### Textausschnitt

────────────────────────────────────────

Genug reicht nicht

Porträt Albert Rösti gemütlich auf einem Sofa
Energieminister Rösti macht es sich gemütlich. Foto: Anoush Abrar

Es war eine wahre Monsterveranstaltung, der Klimagipfel Cop28 in Dubai. Um die 100 000 Politikerinnen, Diplomaten, Wirtschaftsleute, Investorinnen, Aktivisten, Wissenschafterinnen und Medienleute aus der ganzen Welt haben sich im organisierenden autoritären Ölstaat versammelt, um darüber zu beraten, wie aus der Klimakrise herausgefunden werden kann. Der Gipfelpräsident steht der staatlichen Abu Dhabi Ölgesellschaft vor, die plant, rund 150 Milliarden US-Dollar in den Ausbau ihres Öl- und Gasgeschäfts zu investieren. Und dennoch...

Die rund 200 Vertragsstaaten haben sich dennoch auf das Eingeständnis einigen können, dass fossile Energieträger die Hauptursache für die Klimakrise sind – wenn auch mit Ach und Krach. Obwohl das mittlerweile jedes Kind weiss, ist es bemerkenswert, dass im Abschlussdokument von einem schrittweisen Ausstieg die Rede ist. Denn im Vorfeld hatten Saudi Arabien und die anderen Opec-Staaten mächtig dagegen geweibelt. Im Schlusstext werden die Staaten aufgefordert zu einer Abkehr "von fossilen Energiesystemen" beizutragen, "in einer gerechten, geordneten und angemessenen Art und Weise, indem sie in diesem kritischen Jahrzehnt ihre Anstrengungen beschleunigen, so dass Netto Null bis 2050 erreicht werden kann, so wie die Wissenschaft das fordert".

Noch vor zwei Jahren wäre eine solche Formulierung undenkbar gewesen. Dennoch – diese Vereinbarung geht längst nicht weit genug. Dieses Jahr hat alle Hitzerekorde gebrochen. Der CO2-Ausstoss steigt weiter. Zwar sind die Investitionen in erneuerbare Energien ebenfalls enorm gestiegen, doch der Grossteil dieser Investitionen hat wohl zu höherer Stromproduktion gesorgt, aber kaum fossile Anlagen ersetzt. Die Petrostaaten planen weiterhin milliardenschwere Ausbauten der fossilen Produktion. Und zu alledem entschwindet das 1,5-Grad-Ziel in unerreichbare Ferne.

────────────────────────────────────────

Extrahierte Dateneinträge:
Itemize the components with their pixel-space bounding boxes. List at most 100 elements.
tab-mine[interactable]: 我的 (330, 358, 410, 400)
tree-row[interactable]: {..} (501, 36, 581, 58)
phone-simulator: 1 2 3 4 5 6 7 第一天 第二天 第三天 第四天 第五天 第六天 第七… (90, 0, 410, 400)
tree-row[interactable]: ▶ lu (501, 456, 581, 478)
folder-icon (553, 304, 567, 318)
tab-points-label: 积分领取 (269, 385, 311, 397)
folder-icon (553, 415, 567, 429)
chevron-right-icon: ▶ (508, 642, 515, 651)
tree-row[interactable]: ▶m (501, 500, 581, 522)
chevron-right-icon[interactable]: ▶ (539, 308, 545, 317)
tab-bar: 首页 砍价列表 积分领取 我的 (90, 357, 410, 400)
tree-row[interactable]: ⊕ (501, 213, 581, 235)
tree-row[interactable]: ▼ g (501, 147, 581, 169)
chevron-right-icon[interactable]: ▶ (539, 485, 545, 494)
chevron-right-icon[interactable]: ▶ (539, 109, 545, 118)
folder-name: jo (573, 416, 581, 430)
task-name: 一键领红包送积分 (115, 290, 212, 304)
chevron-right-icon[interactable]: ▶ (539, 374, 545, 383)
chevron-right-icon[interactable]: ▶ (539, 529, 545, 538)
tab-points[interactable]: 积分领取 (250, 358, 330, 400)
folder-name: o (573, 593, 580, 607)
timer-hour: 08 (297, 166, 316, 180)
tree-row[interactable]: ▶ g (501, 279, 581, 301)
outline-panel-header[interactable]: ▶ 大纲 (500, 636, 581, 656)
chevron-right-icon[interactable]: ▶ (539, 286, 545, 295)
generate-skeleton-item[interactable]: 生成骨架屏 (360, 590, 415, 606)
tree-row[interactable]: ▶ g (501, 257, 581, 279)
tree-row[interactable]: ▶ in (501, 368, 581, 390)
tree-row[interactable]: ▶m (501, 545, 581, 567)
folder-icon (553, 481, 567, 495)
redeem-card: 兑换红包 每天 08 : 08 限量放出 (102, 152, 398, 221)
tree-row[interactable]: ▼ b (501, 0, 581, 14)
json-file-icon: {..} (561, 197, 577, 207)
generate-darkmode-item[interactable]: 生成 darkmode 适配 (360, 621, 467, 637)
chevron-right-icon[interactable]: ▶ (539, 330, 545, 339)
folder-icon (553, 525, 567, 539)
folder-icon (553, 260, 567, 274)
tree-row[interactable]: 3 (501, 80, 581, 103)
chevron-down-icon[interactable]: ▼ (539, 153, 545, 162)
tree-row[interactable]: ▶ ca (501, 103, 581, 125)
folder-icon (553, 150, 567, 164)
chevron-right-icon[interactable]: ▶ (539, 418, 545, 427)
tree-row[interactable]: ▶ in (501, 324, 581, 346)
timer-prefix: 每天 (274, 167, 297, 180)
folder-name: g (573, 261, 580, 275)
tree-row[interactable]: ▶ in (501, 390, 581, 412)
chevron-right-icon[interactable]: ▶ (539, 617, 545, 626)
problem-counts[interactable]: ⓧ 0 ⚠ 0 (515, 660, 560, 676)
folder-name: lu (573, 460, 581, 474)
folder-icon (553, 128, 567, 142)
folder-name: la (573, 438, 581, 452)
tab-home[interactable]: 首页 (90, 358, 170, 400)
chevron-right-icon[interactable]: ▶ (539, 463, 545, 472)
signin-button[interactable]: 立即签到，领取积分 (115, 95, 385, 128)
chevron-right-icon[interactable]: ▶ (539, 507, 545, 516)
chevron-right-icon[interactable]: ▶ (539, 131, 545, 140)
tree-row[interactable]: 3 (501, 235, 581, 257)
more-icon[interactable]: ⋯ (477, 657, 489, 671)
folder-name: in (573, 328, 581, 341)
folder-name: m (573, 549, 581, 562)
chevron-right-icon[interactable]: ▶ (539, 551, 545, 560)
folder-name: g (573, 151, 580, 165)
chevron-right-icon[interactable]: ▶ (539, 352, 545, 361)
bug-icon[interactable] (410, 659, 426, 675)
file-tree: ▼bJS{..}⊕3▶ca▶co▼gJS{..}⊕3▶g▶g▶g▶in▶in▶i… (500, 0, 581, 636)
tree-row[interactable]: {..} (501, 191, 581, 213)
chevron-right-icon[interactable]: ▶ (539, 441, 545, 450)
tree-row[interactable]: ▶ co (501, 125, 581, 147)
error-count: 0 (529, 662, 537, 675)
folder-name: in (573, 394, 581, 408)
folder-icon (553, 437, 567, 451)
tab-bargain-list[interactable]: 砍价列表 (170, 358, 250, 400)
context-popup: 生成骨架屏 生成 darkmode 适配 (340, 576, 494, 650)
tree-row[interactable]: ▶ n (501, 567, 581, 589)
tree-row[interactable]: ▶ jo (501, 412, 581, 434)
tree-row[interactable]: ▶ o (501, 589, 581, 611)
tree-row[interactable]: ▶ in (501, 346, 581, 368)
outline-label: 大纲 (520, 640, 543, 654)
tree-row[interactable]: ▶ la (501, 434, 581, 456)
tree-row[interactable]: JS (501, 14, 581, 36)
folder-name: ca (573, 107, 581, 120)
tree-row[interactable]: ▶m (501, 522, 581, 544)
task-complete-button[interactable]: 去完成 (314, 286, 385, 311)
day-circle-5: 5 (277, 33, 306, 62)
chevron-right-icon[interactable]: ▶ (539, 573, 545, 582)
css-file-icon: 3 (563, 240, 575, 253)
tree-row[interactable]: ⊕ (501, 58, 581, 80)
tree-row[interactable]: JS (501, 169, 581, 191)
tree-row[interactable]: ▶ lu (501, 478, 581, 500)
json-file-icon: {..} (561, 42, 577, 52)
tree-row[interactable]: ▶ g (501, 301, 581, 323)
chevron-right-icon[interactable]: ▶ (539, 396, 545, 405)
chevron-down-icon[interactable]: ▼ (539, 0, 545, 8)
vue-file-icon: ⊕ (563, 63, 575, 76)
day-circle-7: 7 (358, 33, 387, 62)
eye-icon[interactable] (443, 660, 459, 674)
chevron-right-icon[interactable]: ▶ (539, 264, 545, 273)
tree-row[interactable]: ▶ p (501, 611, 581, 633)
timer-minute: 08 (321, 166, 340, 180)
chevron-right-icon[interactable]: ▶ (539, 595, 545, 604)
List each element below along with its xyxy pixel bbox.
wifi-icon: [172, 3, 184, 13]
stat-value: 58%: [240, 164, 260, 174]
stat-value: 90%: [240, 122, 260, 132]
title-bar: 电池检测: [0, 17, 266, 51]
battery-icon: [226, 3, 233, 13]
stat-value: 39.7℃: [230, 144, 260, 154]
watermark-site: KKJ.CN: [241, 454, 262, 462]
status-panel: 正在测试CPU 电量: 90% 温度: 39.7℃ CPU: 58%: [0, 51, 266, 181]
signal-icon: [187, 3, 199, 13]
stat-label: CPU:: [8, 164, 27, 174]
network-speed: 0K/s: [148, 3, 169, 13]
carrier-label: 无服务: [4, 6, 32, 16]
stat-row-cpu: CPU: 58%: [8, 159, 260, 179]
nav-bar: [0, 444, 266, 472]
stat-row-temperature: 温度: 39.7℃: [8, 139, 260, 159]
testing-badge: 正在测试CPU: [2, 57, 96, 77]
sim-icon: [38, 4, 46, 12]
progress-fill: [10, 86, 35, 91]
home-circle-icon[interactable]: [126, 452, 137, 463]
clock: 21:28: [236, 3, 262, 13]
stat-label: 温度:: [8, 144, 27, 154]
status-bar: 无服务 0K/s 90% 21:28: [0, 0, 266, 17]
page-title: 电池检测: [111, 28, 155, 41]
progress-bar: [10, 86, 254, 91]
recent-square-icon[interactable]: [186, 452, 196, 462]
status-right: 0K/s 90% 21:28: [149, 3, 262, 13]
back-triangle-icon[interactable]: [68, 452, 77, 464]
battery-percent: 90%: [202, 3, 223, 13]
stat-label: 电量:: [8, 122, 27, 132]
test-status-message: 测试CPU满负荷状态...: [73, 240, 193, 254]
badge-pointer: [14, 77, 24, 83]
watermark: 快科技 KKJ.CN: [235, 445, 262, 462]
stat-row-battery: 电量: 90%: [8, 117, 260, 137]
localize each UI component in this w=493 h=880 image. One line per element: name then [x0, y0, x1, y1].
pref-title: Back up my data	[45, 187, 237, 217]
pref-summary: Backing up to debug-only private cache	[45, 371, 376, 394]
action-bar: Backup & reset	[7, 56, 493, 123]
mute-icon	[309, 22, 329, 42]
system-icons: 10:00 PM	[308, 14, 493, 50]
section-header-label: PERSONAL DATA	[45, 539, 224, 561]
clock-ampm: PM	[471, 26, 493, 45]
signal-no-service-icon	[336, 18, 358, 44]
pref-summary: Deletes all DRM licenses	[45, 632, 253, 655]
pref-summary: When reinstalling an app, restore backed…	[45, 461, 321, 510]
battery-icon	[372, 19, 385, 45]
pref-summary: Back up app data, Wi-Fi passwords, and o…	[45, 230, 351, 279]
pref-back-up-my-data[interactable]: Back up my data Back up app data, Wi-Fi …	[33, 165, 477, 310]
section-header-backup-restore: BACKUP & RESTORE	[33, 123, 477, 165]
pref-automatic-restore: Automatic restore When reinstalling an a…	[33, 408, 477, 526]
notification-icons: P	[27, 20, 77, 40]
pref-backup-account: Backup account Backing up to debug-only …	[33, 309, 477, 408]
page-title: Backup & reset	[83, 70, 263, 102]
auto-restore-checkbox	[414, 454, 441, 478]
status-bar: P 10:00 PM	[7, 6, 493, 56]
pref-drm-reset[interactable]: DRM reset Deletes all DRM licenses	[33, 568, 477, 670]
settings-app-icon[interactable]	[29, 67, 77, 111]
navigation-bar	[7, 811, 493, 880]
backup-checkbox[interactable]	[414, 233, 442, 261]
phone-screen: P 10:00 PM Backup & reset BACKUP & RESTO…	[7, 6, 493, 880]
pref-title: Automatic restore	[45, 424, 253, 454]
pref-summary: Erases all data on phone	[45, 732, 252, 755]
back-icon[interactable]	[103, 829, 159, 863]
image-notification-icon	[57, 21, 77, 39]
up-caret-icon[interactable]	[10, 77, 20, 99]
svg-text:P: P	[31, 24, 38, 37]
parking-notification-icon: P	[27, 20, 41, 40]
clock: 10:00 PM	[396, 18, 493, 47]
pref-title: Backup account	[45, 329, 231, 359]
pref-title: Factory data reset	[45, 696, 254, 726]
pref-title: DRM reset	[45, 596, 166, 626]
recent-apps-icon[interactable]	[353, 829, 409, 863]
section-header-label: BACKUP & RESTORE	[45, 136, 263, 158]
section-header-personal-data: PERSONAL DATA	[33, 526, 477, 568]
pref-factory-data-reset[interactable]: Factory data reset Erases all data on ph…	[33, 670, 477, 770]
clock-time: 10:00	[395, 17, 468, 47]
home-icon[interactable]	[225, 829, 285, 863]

────────────────────────────────────────

### Aufgaben
• a. Entnimm dem Text über den Klimagipfel Cop28 wortgetreu die Passage von „Es war eine“ bis „investieren. Und dennoch...“.
• b. Zähle alle Personengruppen auf, die sich laut dem Text über den Klimagipfel Cop28 in Dubai versammelt haben.
• c. Schreibe den Text über den Klimagipfel Cop28 im Anschluss an seinen letzten Satz weiter.
Die Einträge spielen hierfür keine Rolle.

### Lösungen
• a.
Es war eine wahre Monsterveranstaltung, der Klimagipfel Cop28 in Dubai. Um die 100 000 Politikerinnen, Diplomaten, Wirtschaftsleute, Investorinnen, Aktivisten, Wissenschafterinnen und Medienleute aus der ganzen Welt haben sich im organisierenden autoritären Ölstaat versammelt, um darüber zu beraten, wie aus der Klimakrise herausgefunden werden kann. Der Gipfelpräsident steht der staatlichen Abu Dhabi Ölgesellschaft vor, die plant, rund 150 Milliarden US-Dollar in den Ausbau ihres Öl- und Gasgeschäfts zu investieren. Und dennoch...

• b. Politikerinnen, Diplomaten, Wirtschaftsleute, Investorinnen, Aktivisten, Wissenschafterinnen und Medienleute

• c.
Noch während in Dubai um die allgemein akzeptablen Formulierungen gerungen wurde, publizierte das Forschungsinstitut NewClimate Institute seinen jährlichen Klimaschutz-Index. Daraus geht hervor, dass von den 63 Ländern plus EU kein einziges Land genügend Anstrengungen unternimmt, um das 1,5-Grad-Ziel zu erreichen. Bezeichnend ist, dass die Medaillenränge leer bleiben. Auf Rang 4 nimmt Dänemark den Spitzenplatz ein, dann muss man lange suchen – vorbei an Estland, Marokko, Nigeria oder Lettland, bis man auf Platz 21 die Schweiz findet. Der WWF teilte mit, das liege primär am geringen Anteil erneuerbarer Energien am Energiemix und an der nationalen Klimapolitik.

Die Schweiz liegt nicht nur blamabel weit hinten, sie ist auch nicht mehr Teil der sogenannten "High Ambition Coalition", der sie seit 2015 angehörte, der Gruppe jener Länder, die sich besonders für den Klimaschutz engagieren. Für Jonas Kampus vom Klimastreik kommt dieser Austritt "einem klimapolitischen Hochverrat" gleich. Energieminster Albert Rösti erklärte am Klimagipfel den Schweizer Austritt damit, dass sich der Fokus der internationalen Klimapolitik geändert habe. Jetzt gehe es hauptsächlich um die Klimaschutz-Finanzierung und da besitze die Schweiz "einen grossen Leistungsausweis".

Auch die Wirtschaft ist nicht begeistert von diesem Schritt. Christian Zeyer, Co-Geschäftsführer des Verbands Swisscleantech tadelt: "Er setzt ein falsches Signal." Doch sei der Schritt fast schon in der Tradition der Schweizer Klimapolitik, die nicht richtig vom Fleck komme. Das sieht der Schweizer Energieminister etwas anders. Er vertritt den Standpunkt, die Schweiz tue schon genug für den Klimaschutz, jetzt sollen gefälligst die Anderen ran. Das dieses vermeintlich genug bei weitem nicht reicht, ficht den Energie- und Umweltminister nicht an.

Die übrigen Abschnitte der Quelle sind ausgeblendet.